## Requirements
All of the listing below must be repeated word for word. Pictures are the only thing to omit.
— START Stored records —
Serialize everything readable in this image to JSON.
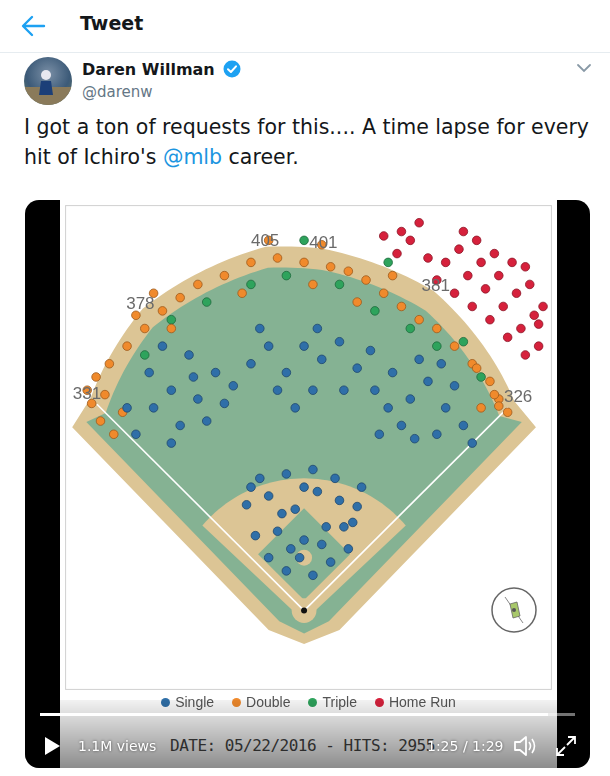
{
  "header": {
    "title": "Tweet"
  },
  "tweet": {
    "author": "Daren Willman",
    "handle": "@darenw",
    "text_parts": [
      "I got a ton of requests for this.... A time lapse for every hit of Ichiro's ",
      "@mlb",
      " career."
    ]
  },
  "video": {
    "views": "1.1M views",
    "overlay": "DATE: 05/22/2016 - HITS: 2955",
    "time": "1:25 / 1:29"
  },
  "chart_data": {
    "type": "scatter",
    "xlim": [
      -270,
      280
    ],
    "ylim": [
      -90,
      460
    ],
    "tick_labels": false,
    "grid": false,
    "legend": "bottom",
    "marker": "circle",
    "fence_distances": [
      331,
      378,
      405,
      401,
      381,
      326
    ],
    "series": [
      {
        "name": "Single",
        "color": "#2f6fa8",
        "values": [
          [
            -40,
            60
          ],
          [
            -20,
            45
          ],
          [
            10,
            40
          ],
          [
            30,
            55
          ],
          [
            50,
            70
          ],
          [
            -55,
            85
          ],
          [
            -30,
            90
          ],
          [
            0,
            80
          ],
          [
            25,
            95
          ],
          [
            55,
            100
          ],
          [
            -65,
            120
          ],
          [
            -40,
            130
          ],
          [
            -10,
            115
          ],
          [
            15,
            135
          ],
          [
            40,
            125
          ],
          [
            65,
            140
          ],
          [
            -50,
            150
          ],
          [
            -20,
            155
          ],
          [
            10,
            160
          ],
          [
            35,
            150
          ],
          [
            -5,
            60
          ],
          [
            20,
            75
          ],
          [
            -25,
            110
          ],
          [
            45,
            95
          ],
          [
            -60,
            140
          ],
          [
            60,
            118
          ],
          [
            0,
            140
          ],
          [
            -15,
            70
          ],
          [
            -190,
            200
          ],
          [
            -170,
            230
          ],
          [
            -150,
            250
          ],
          [
            -175,
            270
          ],
          [
            -140,
            210
          ],
          [
            -120,
            240
          ],
          [
            -100,
            270
          ],
          [
            -130,
            290
          ],
          [
            -160,
            300
          ],
          [
            -110,
            215
          ],
          [
            -90,
            235
          ],
          [
            -150,
            190
          ],
          [
            -200,
            230
          ],
          [
            -125,
            265
          ],
          [
            -80,
            255
          ],
          [
            -60,
            280
          ],
          [
            -40,
            300
          ],
          [
            -20,
            270
          ],
          [
            0,
            300
          ],
          [
            20,
            285
          ],
          [
            40,
            305
          ],
          [
            60,
            275
          ],
          [
            -30,
            250
          ],
          [
            10,
            250
          ],
          [
            45,
            250
          ],
          [
            -50,
            320
          ],
          [
            15,
            320
          ],
          [
            75,
            295
          ],
          [
            -10,
            230
          ],
          [
            80,
            250
          ],
          [
            100,
            270
          ],
          [
            120,
            240
          ],
          [
            140,
            260
          ],
          [
            160,
            230
          ],
          [
            180,
            210
          ],
          [
            150,
            200
          ],
          [
            110,
            210
          ],
          [
            95,
            230
          ],
          [
            130,
            285
          ],
          [
            170,
            255
          ],
          [
            190,
            190
          ],
          [
            85,
            200
          ],
          [
            125,
            195
          ],
          [
            155,
            280
          ]
        ]
      },
      {
        "name": "Double",
        "color": "#f08a2c",
        "values": [
          [
            -240,
            235
          ],
          [
            -230,
            215
          ],
          [
            -225,
            245
          ],
          [
            -215,
            200
          ],
          [
            -245,
            250
          ],
          [
            -205,
            225
          ],
          [
            -235,
            265
          ],
          [
            -220,
            280
          ],
          [
            -200,
            300
          ],
          [
            -180,
            320
          ],
          [
            -160,
            340
          ],
          [
            -140,
            355
          ],
          [
            -190,
            335
          ],
          [
            -170,
            360
          ],
          [
            -120,
            370
          ],
          [
            -150,
            320
          ],
          [
            -90,
            380
          ],
          [
            -60,
            395
          ],
          [
            -30,
            400
          ],
          [
            0,
            395
          ],
          [
            30,
            390
          ],
          [
            -70,
            360
          ],
          [
            10,
            370
          ],
          [
            -40,
            420
          ],
          [
            20,
            415
          ],
          [
            50,
            385
          ],
          [
            70,
            375
          ],
          [
            90,
            360
          ],
          [
            110,
            345
          ],
          [
            130,
            330
          ],
          [
            150,
            320
          ],
          [
            100,
            380
          ],
          [
            60,
            350
          ],
          [
            170,
            300
          ],
          [
            190,
            280
          ],
          [
            210,
            260
          ],
          [
            220,
            240
          ],
          [
            230,
            225
          ],
          [
            200,
            230
          ],
          [
            215,
            245
          ],
          [
            220,
            232
          ],
          [
            195,
            275
          ]
        ]
      },
      {
        "name": "Triple",
        "color": "#2ea35c",
        "values": [
          [
            -150,
            330
          ],
          [
            -110,
            350
          ],
          [
            -60,
            370
          ],
          [
            -20,
            380
          ],
          [
            40,
            370
          ],
          [
            80,
            340
          ],
          [
            120,
            320
          ],
          [
            150,
            300
          ],
          [
            180,
            305
          ],
          [
            -180,
            290
          ],
          [
            200,
            265
          ],
          [
            95,
            395
          ],
          [
            0,
            420
          ]
        ]
      },
      {
        "name": "Home Run",
        "color": "#d6213c",
        "values": [
          [
            150,
            375
          ],
          [
            170,
            360
          ],
          [
            190,
            345
          ],
          [
            210,
            330
          ],
          [
            230,
            310
          ],
          [
            250,
            290
          ],
          [
            160,
            395
          ],
          [
            185,
            380
          ],
          [
            205,
            365
          ],
          [
            225,
            345
          ],
          [
            245,
            320
          ],
          [
            265,
            300
          ],
          [
            175,
            410
          ],
          [
            200,
            395
          ],
          [
            220,
            380
          ],
          [
            240,
            360
          ],
          [
            260,
            335
          ],
          [
            140,
            400
          ],
          [
            195,
            420
          ],
          [
            235,
            395
          ],
          [
            255,
            370
          ],
          [
            270,
            345
          ],
          [
            215,
            405
          ],
          [
            180,
            430
          ],
          [
            120,
            420
          ],
          [
            130,
            440
          ],
          [
            250,
            390
          ],
          [
            265,
            325
          ],
          [
            105,
            405
          ],
          [
            90,
            425
          ],
          [
            110,
            430
          ]
        ]
      }
    ]
  }
}
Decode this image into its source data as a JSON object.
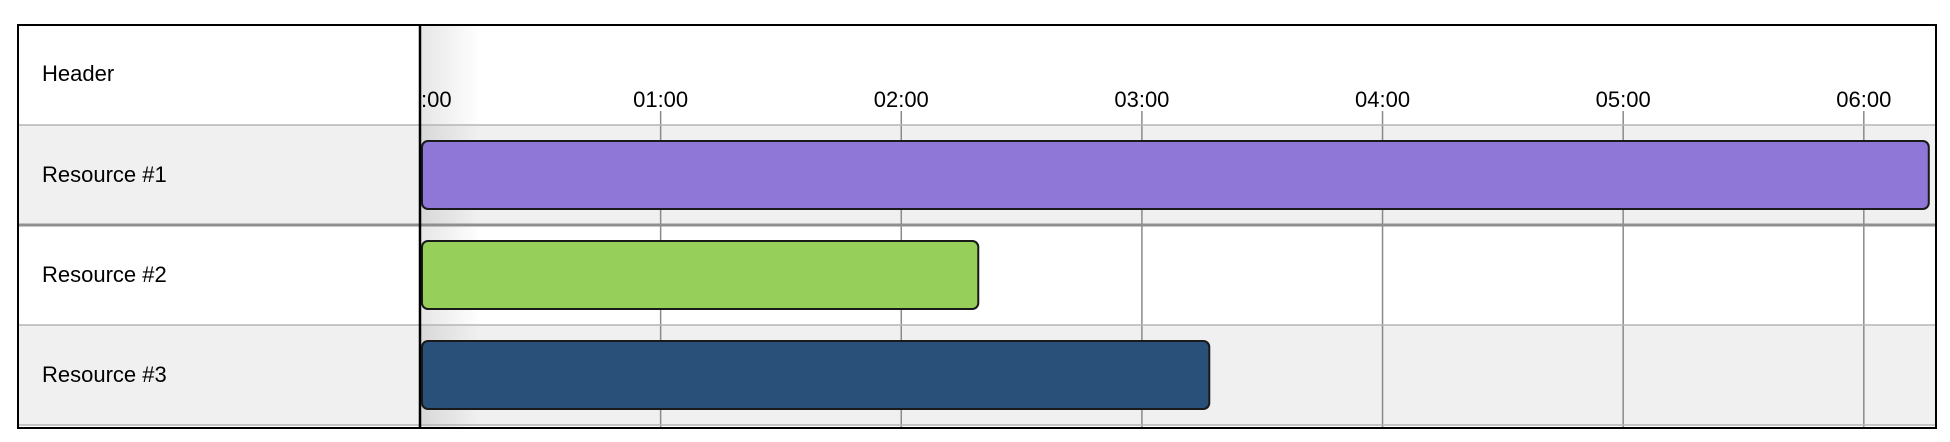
— END Stored records —
## Complete answer
Serialize everything readable in this image to JSON.
{
  "header": {
    "title": "Tweet"
  },
  "tweet": {
    "author": "Daren Willman",
    "handle": "@darenw",
    "text_parts": [
      "I got a ton of requests for this.... A time lapse for every hit of Ichiro's ",
      "@mlb",
      " career."
    ]
  },
  "video": {
    "views": "1.1M views",
    "overlay": "DATE: 05/22/2016 - HITS: 2955",
    "time": "1:25 / 1:29"
  },
  "chart_data": {
    "type": "scatter",
    "xlim": [
      -270,
      280
    ],
    "ylim": [
      -90,
      460
    ],
    "tick_labels": false,
    "grid": false,
    "legend": "bottom",
    "marker": "circle",
    "fence_distances": [
      331,
      378,
      405,
      401,
      381,
      326
    ],
    "series": [
      {
        "name": "Single",
        "color": "#2f6fa8",
        "values": [
          [
            -40,
            60
          ],
          [
            -20,
            45
          ],
          [
            10,
            40
          ],
          [
            30,
            55
          ],
          [
            50,
            70
          ],
          [
            -55,
            85
          ],
          [
            -30,
            90
          ],
          [
            0,
            80
          ],
          [
            25,
            95
          ],
          [
            55,
            100
          ],
          [
            -65,
            120
          ],
          [
            -40,
            130
          ],
          [
            -10,
            115
          ],
          [
            15,
            135
          ],
          [
            40,
            125
          ],
          [
            65,
            140
          ],
          [
            -50,
            150
          ],
          [
            -20,
            155
          ],
          [
            10,
            160
          ],
          [
            35,
            150
          ],
          [
            -5,
            60
          ],
          [
            20,
            75
          ],
          [
            -25,
            110
          ],
          [
            45,
            95
          ],
          [
            -60,
            140
          ],
          [
            60,
            118
          ],
          [
            0,
            140
          ],
          [
            -15,
            70
          ],
          [
            -190,
            200
          ],
          [
            -170,
            230
          ],
          [
            -150,
            250
          ],
          [
            -175,
            270
          ],
          [
            -140,
            210
          ],
          [
            -120,
            240
          ],
          [
            -100,
            270
          ],
          [
            -130,
            290
          ],
          [
            -160,
            300
          ],
          [
            -110,
            215
          ],
          [
            -90,
            235
          ],
          [
            -150,
            190
          ],
          [
            -200,
            230
          ],
          [
            -125,
            265
          ],
          [
            -80,
            255
          ],
          [
            -60,
            280
          ],
          [
            -40,
            300
          ],
          [
            -20,
            270
          ],
          [
            0,
            300
          ],
          [
            20,
            285
          ],
          [
            40,
            305
          ],
          [
            60,
            275
          ],
          [
            -30,
            250
          ],
          [
            10,
            250
          ],
          [
            45,
            250
          ],
          [
            -50,
            320
          ],
          [
            15,
            320
          ],
          [
            75,
            295
          ],
          [
            -10,
            230
          ],
          [
            80,
            250
          ],
          [
            100,
            270
          ],
          [
            120,
            240
          ],
          [
            140,
            260
          ],
          [
            160,
            230
          ],
          [
            180,
            210
          ],
          [
            150,
            200
          ],
          [
            110,
            210
          ],
          [
            95,
            230
          ],
          [
            130,
            285
          ],
          [
            170,
            255
          ],
          [
            190,
            190
          ],
          [
            85,
            200
          ],
          [
            125,
            195
          ],
          [
            155,
            280
          ]
        ]
      },
      {
        "name": "Double",
        "color": "#f08a2c",
        "values": [
          [
            -240,
            235
          ],
          [
            -230,
            215
          ],
          [
            -225,
            245
          ],
          [
            -215,
            200
          ],
          [
            -245,
            250
          ],
          [
            -205,
            225
          ],
          [
            -235,
            265
          ],
          [
            -220,
            280
          ],
          [
            -200,
            300
          ],
          [
            -180,
            320
          ],
          [
            -160,
            340
          ],
          [
            -140,
            355
          ],
          [
            -190,
            335
          ],
          [
            -170,
            360
          ],
          [
            -120,
            370
          ],
          [
            -150,
            320
          ],
          [
            -90,
            380
          ],
          [
            -60,
            395
          ],
          [
            -30,
            400
          ],
          [
            0,
            395
          ],
          [
            30,
            390
          ],
          [
            -70,
            360
          ],
          [
            10,
            370
          ],
          [
            -40,
            420
          ],
          [
            20,
            415
          ],
          [
            50,
            385
          ],
          [
            70,
            375
          ],
          [
            90,
            360
          ],
          [
            110,
            345
          ],
          [
            130,
            330
          ],
          [
            150,
            320
          ],
          [
            100,
            380
          ],
          [
            60,
            350
          ],
          [
            170,
            300
          ],
          [
            190,
            280
          ],
          [
            210,
            260
          ],
          [
            220,
            240
          ],
          [
            230,
            225
          ],
          [
            200,
            230
          ],
          [
            215,
            245
          ],
          [
            220,
            232
          ],
          [
            195,
            275
          ]
        ]
      },
      {
        "name": "Triple",
        "color": "#2ea35c",
        "values": [
          [
            -150,
            330
          ],
          [
            -110,
            350
          ],
          [
            -60,
            370
          ],
          [
            -20,
            380
          ],
          [
            40,
            370
          ],
          [
            80,
            340
          ],
          [
            120,
            320
          ],
          [
            150,
            300
          ],
          [
            180,
            305
          ],
          [
            -180,
            290
          ],
          [
            200,
            265
          ],
          [
            95,
            395
          ],
          [
            0,
            420
          ]
        ]
      },
      {
        "name": "Home Run",
        "color": "#d6213c",
        "values": [
          [
            150,
            375
          ],
          [
            170,
            360
          ],
          [
            190,
            345
          ],
          [
            210,
            330
          ],
          [
            230,
            310
          ],
          [
            250,
            290
          ],
          [
            160,
            395
          ],
          [
            185,
            380
          ],
          [
            205,
            365
          ],
          [
            225,
            345
          ],
          [
            245,
            320
          ],
          [
            265,
            300
          ],
          [
            175,
            410
          ],
          [
            200,
            395
          ],
          [
            220,
            380
          ],
          [
            240,
            360
          ],
          [
            260,
            335
          ],
          [
            140,
            400
          ],
          [
            195,
            420
          ],
          [
            235,
            395
          ],
          [
            255,
            370
          ],
          [
            270,
            345
          ],
          [
            215,
            405
          ],
          [
            180,
            430
          ],
          [
            120,
            420
          ],
          [
            130,
            440
          ],
          [
            250,
            390
          ],
          [
            265,
            325
          ],
          [
            105,
            405
          ],
          [
            90,
            425
          ],
          [
            110,
            430
          ]
        ]
      }
    ]
  }
}
Decode this image into its source data as a JSON object.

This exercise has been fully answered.